WHAT IS BEING ASKED —
What follows is a listing; give it again exactly, in its entirety.
#### LISTED RECORDS
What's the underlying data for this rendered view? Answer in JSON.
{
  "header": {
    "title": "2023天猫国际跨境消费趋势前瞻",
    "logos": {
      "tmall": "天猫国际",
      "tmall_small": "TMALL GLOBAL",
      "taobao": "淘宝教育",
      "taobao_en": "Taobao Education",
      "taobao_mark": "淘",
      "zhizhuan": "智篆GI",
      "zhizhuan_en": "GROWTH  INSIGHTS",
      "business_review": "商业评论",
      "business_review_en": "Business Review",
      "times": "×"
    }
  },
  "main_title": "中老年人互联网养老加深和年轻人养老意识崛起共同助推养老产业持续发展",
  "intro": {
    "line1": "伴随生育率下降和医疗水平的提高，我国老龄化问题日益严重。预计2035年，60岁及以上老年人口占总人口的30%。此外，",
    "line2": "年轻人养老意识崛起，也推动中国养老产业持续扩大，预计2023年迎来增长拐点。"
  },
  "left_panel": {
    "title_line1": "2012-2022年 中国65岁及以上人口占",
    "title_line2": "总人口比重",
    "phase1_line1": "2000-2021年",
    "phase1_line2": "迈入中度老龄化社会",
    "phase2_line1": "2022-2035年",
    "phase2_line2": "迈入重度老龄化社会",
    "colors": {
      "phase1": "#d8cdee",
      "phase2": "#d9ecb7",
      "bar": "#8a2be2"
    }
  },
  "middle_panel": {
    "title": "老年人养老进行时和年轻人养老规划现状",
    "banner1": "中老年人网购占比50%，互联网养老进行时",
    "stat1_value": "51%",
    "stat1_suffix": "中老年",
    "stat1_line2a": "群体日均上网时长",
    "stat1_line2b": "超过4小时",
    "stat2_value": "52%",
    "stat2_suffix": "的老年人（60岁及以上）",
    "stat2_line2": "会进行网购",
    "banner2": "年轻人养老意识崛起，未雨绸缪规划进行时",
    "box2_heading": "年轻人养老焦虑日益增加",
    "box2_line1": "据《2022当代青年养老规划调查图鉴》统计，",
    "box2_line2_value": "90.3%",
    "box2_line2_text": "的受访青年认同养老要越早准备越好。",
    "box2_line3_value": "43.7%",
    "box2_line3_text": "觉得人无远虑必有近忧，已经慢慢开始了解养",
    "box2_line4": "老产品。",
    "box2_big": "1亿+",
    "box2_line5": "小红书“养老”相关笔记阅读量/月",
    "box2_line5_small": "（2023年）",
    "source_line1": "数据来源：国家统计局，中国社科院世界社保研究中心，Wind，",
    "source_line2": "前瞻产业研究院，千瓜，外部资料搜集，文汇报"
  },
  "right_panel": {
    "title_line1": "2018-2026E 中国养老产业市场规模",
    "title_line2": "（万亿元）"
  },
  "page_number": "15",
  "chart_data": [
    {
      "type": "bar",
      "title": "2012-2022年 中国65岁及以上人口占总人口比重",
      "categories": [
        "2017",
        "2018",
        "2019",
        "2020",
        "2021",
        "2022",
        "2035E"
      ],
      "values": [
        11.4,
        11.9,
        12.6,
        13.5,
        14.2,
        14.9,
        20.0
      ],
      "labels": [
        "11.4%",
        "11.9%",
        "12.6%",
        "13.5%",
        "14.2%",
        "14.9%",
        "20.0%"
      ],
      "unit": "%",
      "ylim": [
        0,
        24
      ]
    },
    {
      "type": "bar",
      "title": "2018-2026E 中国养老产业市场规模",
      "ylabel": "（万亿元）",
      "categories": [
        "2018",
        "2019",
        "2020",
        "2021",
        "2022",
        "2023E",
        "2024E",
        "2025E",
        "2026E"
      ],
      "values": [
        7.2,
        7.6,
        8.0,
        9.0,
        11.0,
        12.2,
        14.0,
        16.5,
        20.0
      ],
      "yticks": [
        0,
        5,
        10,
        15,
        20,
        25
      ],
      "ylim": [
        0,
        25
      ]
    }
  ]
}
########
COMPLETE OUTPUT —
What's the underlying data for this rendered view? Answer in JSON.
{
  "header": {
    "title": "2023天猫国际跨境消费趋势前瞻",
    "logos": {
      "tmall": "天猫国际",
      "tmall_small": "TMALL GLOBAL",
      "taobao": "淘宝教育",
      "taobao_en": "Taobao Education",
      "taobao_mark": "淘",
      "zhizhuan": "智篆GI",
      "zhizhuan_en": "GROWTH  INSIGHTS",
      "business_review": "商业评论",
      "business_review_en": "Business Review",
      "times": "×"
    }
  },
  "main_title": "中老年人互联网养老加深和年轻人养老意识崛起共同助推养老产业持续发展",
  "intro": {
    "line1": "伴随生育率下降和医疗水平的提高，我国老龄化问题日益严重。预计2035年，60岁及以上老年人口占总人口的30%。此外，",
    "line2": "年轻人养老意识崛起，也推动中国养老产业持续扩大，预计2023年迎来增长拐点。"
  },
  "left_panel": {
    "title_line1": "2012-2022年 中国65岁及以上人口占",
    "title_line2": "总人口比重",
    "phase1_line1": "2000-2021年",
    "phase1_line2": "迈入中度老龄化社会",
    "phase2_line1": "2022-2035年",
    "phase2_line2": "迈入重度老龄化社会",
    "colors": {
      "phase1": "#d8cdee",
      "phase2": "#d9ecb7",
      "bar": "#8a2be2"
    }
  },
  "middle_panel": {
    "title": "老年人养老进行时和年轻人养老规划现状",
    "banner1": "中老年人网购占比50%，互联网养老进行时",
    "stat1_value": "51%",
    "stat1_suffix": "中老年",
    "stat1_line2a": "群体日均上网时长",
    "stat1_line2b": "超过4小时",
    "stat2_value": "52%",
    "stat2_suffix": "的老年人（60岁及以上）",
    "stat2_line2": "会进行网购",
    "banner2": "年轻人养老意识崛起，未雨绸缪规划进行时",
    "box2_heading": "年轻人养老焦虑日益增加",
    "box2_line1": "据《2022当代青年养老规划调查图鉴》统计，",
    "box2_line2_value": "90.3%",
    "box2_line2_text": "的受访青年认同养老要越早准备越好。",
    "box2_line3_value": "43.7%",
    "box2_line3_text": "觉得人无远虑必有近忧，已经慢慢开始了解养",
    "box2_line4": "老产品。",
    "box2_big": "1亿+",
    "box2_line5": "小红书“养老”相关笔记阅读量/月",
    "box2_line5_small": "（2023年）",
    "source_line1": "数据来源：国家统计局，中国社科院世界社保研究中心，Wind，",
    "source_line2": "前瞻产业研究院，千瓜，外部资料搜集，文汇报"
  },
  "right_panel": {
    "title_line1": "2018-2026E 中国养老产业市场规模",
    "title_line2": "（万亿元）"
  },
  "page_number": "15",
  "chart_data": [
    {
      "type": "bar",
      "title": "2012-2022年 中国65岁及以上人口占总人口比重",
      "categories": [
        "2017",
        "2018",
        "2019",
        "2020",
        "2021",
        "2022",
        "2035E"
      ],
      "values": [
        11.4,
        11.9,
        12.6,
        13.5,
        14.2,
        14.9,
        20.0
      ],
      "labels": [
        "11.4%",
        "11.9%",
        "12.6%",
        "13.5%",
        "14.2%",
        "14.9%",
        "20.0%"
      ],
      "unit": "%",
      "ylim": [
        0,
        24
      ]
    },
    {
      "type": "bar",
      "title": "2018-2026E 中国养老产业市场规模",
      "ylabel": "（万亿元）",
      "categories": [
        "2018",
        "2019",
        "2020",
        "2021",
        "2022",
        "2023E",
        "2024E",
        "2025E",
        "2026E"
      ],
      "values": [
        7.2,
        7.6,
        8.0,
        9.0,
        11.0,
        12.2,
        14.0,
        16.5,
        20.0
      ],
      "yticks": [
        0,
        5,
        10,
        15,
        20,
        25
      ],
      "ylim": [
        0,
        25
      ]
    }
  ]
}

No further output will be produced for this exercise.